Your task: Go through the lines below. Copy those with "Bosch".

Supplied records:

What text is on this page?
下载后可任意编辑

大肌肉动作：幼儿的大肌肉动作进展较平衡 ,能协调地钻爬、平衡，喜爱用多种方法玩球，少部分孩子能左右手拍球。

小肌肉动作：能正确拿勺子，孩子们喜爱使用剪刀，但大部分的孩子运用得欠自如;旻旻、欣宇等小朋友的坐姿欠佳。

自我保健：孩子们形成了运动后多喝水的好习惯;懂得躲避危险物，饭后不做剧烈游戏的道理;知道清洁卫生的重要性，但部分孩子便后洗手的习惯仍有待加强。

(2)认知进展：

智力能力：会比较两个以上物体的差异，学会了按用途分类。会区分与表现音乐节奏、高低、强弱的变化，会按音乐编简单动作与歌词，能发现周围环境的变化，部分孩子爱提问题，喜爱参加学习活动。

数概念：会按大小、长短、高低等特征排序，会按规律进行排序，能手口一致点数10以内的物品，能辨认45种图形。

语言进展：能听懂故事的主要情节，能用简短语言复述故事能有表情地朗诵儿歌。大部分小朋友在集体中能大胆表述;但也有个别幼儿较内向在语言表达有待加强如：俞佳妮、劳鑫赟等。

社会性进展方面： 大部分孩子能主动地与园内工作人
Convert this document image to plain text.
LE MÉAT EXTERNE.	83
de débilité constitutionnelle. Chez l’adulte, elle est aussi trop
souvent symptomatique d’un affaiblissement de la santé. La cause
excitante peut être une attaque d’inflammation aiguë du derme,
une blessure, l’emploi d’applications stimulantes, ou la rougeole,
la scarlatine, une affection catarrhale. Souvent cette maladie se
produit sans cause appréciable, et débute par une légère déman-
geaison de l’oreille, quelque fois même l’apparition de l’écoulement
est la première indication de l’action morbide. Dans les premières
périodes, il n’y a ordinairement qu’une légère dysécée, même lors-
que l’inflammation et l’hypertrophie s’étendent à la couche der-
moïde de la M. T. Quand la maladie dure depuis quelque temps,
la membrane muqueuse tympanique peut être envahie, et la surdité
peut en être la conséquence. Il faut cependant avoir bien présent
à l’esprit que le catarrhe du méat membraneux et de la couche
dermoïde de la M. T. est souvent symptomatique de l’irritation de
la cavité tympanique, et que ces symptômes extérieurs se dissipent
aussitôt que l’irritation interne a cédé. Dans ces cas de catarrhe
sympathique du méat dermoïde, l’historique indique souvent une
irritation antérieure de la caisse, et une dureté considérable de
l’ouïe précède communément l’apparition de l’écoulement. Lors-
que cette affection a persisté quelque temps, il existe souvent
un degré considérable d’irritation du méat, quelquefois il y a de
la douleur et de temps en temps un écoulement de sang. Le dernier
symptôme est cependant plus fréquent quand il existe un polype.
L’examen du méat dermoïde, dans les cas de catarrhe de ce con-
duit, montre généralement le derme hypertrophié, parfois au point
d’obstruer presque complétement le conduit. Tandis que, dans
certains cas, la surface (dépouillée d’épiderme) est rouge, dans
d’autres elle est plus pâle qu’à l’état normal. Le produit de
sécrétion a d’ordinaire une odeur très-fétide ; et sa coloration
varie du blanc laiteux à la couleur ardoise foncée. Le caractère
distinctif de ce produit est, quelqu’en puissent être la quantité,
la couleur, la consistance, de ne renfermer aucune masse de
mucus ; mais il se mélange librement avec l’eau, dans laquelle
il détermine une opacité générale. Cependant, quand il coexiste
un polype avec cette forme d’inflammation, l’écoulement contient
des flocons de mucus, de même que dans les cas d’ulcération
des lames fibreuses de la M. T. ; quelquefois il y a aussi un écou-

...

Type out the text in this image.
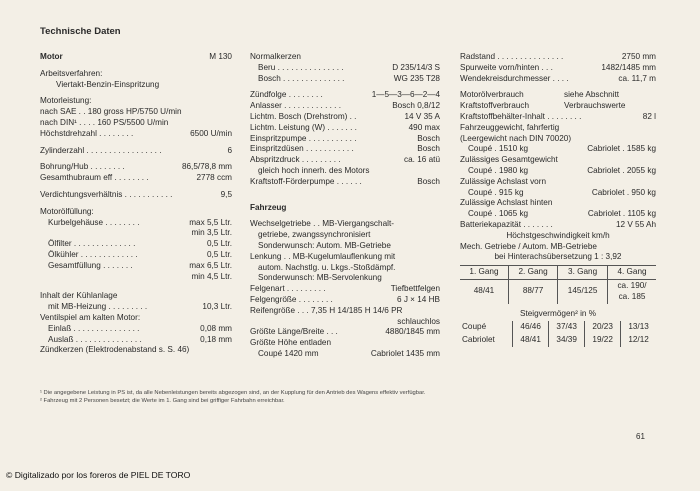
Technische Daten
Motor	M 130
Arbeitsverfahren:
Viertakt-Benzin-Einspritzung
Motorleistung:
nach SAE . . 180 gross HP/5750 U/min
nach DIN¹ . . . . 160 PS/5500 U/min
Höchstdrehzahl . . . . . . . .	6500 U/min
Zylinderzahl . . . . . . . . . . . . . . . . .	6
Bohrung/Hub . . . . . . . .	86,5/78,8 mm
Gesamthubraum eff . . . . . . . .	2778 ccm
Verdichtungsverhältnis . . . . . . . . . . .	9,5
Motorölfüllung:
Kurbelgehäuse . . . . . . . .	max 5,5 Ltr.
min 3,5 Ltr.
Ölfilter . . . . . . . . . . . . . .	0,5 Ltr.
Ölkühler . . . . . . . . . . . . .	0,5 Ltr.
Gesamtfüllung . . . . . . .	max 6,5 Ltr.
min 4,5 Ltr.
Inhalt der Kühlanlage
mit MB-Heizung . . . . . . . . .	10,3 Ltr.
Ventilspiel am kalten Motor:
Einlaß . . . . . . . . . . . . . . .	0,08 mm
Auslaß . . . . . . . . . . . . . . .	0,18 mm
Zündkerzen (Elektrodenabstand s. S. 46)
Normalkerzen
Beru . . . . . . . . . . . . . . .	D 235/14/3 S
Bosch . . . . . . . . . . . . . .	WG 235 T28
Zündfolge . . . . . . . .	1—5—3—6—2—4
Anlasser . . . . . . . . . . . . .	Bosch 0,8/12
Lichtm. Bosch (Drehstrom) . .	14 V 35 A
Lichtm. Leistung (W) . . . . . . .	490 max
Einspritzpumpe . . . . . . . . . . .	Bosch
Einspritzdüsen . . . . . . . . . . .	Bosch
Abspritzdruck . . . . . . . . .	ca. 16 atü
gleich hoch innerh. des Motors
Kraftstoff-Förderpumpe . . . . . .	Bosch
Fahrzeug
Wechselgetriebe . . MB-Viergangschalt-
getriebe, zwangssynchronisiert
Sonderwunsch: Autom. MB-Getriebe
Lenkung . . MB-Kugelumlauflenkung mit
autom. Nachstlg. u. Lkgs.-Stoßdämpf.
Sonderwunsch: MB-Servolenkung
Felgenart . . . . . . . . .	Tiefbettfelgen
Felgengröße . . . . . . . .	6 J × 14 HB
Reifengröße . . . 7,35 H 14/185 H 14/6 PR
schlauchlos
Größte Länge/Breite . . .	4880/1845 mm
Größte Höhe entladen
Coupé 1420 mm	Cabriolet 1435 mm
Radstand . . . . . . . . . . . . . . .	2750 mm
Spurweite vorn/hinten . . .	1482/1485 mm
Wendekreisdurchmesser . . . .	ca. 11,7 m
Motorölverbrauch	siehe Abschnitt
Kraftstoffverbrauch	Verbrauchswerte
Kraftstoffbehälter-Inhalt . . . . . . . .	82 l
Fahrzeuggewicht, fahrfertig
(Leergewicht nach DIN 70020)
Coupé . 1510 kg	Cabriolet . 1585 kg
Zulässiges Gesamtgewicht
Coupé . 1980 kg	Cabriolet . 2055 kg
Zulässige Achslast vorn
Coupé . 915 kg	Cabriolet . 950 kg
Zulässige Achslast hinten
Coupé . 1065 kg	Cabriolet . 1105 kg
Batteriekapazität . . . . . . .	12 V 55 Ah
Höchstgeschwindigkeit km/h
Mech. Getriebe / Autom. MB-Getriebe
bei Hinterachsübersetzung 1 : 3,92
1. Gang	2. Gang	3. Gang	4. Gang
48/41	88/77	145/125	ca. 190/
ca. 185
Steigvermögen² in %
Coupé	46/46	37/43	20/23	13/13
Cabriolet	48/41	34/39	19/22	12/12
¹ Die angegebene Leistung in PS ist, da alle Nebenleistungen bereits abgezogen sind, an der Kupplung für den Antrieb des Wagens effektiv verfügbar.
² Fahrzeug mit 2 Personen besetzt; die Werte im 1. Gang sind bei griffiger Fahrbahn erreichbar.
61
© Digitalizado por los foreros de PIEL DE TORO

---

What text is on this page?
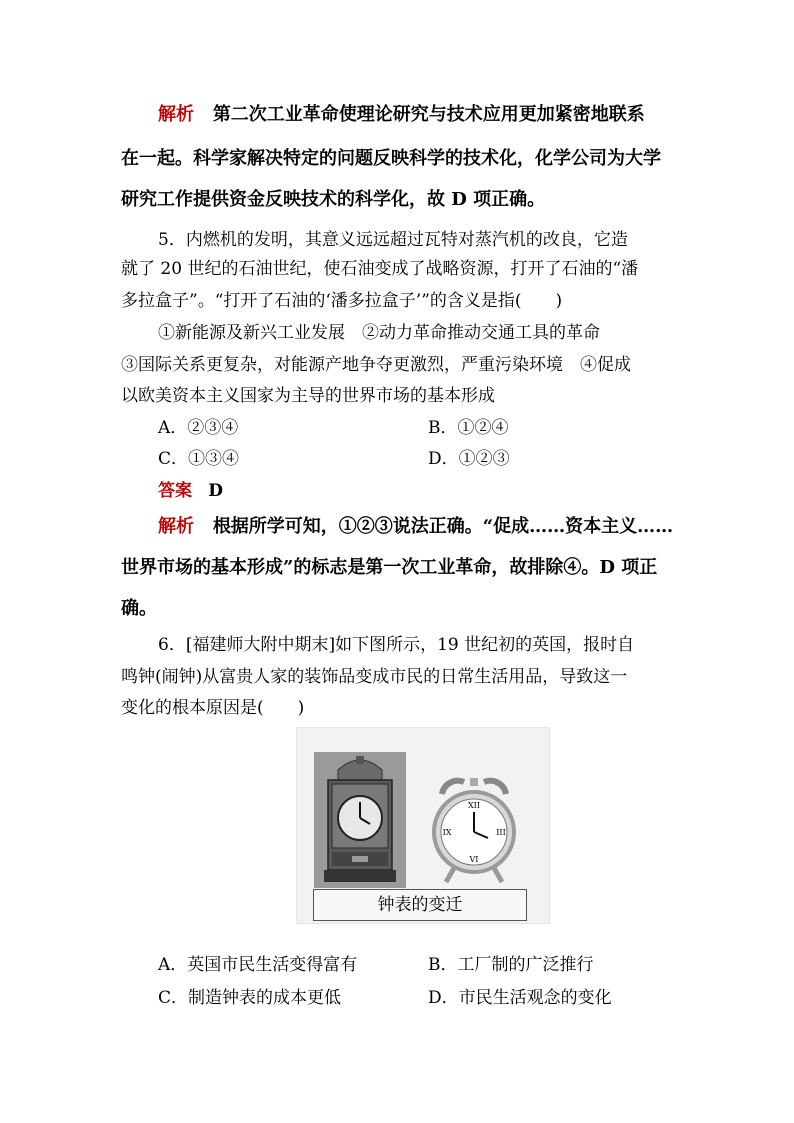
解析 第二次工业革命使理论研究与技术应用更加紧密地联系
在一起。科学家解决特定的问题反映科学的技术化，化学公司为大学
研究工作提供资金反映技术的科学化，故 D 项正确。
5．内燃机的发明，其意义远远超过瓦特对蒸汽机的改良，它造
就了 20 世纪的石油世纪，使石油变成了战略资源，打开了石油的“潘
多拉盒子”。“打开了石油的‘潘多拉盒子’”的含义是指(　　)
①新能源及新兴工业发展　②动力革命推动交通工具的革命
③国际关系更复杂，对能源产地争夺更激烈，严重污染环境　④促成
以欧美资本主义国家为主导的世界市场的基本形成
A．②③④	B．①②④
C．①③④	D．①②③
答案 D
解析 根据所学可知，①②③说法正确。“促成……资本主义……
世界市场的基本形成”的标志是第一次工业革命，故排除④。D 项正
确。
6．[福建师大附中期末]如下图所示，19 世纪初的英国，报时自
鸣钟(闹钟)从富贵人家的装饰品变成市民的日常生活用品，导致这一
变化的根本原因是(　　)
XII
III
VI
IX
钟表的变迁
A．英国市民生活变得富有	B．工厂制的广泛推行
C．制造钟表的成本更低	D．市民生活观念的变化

Final result:
Bosch . . . . . . . . . . . . . .	WG 235 T28
Anlasser . . . . . . . . . . . . .	Bosch 0,8/12
Lichtm. Bosch (Drehstrom) . .	14 V 35 A
Einspritzpumpe . . . . . . . . . . .	Bosch
Einspritzdüsen . . . . . . . . . . .	Bosch
Kraftstoff-Förderpumpe . . . . . .	Bosch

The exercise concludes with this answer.